Objective
All records below must be retyped exactly.

Records
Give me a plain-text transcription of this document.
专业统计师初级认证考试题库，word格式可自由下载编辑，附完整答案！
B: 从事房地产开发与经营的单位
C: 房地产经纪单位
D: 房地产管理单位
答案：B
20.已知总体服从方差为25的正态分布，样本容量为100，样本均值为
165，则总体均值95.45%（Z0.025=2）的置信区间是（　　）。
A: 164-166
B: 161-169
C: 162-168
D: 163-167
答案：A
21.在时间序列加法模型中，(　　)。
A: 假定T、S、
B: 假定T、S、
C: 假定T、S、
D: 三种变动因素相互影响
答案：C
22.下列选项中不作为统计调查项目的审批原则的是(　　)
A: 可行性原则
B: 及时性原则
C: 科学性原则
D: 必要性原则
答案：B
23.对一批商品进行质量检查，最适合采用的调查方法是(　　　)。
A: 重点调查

Result of the task
Give me a plain-text transcription of this document.
专业统计师初级认证考试题库，word格式可自由下载编辑，附完整答案！
B: 从事房地产开发与经营的单位
C: 房地产经纪单位
D: 房地产管理单位
答案：B
20.已知总体服从方差为25的正态分布，样本容量为100，样本均值为
165，则总体均值95.45%（Z0.025=2）的置信区间是（　　）。
A: 164-166
B: 161-169
C: 162-168
D: 163-167
答案：A
21.在时间序列加法模型中，(　　)。
A: 假定T、S、
B: 假定T、S、
C: 假定T、S、
D: 三种变动因素相互影响
答案：C
22.下列选项中不作为统计调查项目的审批原则的是(　　)
A: 可行性原则
B: 及时性原则
C: 科学性原则
D: 必要性原则
答案：B
23.对一批商品进行质量检查，最适合采用的调查方法是(　　　)。
A: 重点调查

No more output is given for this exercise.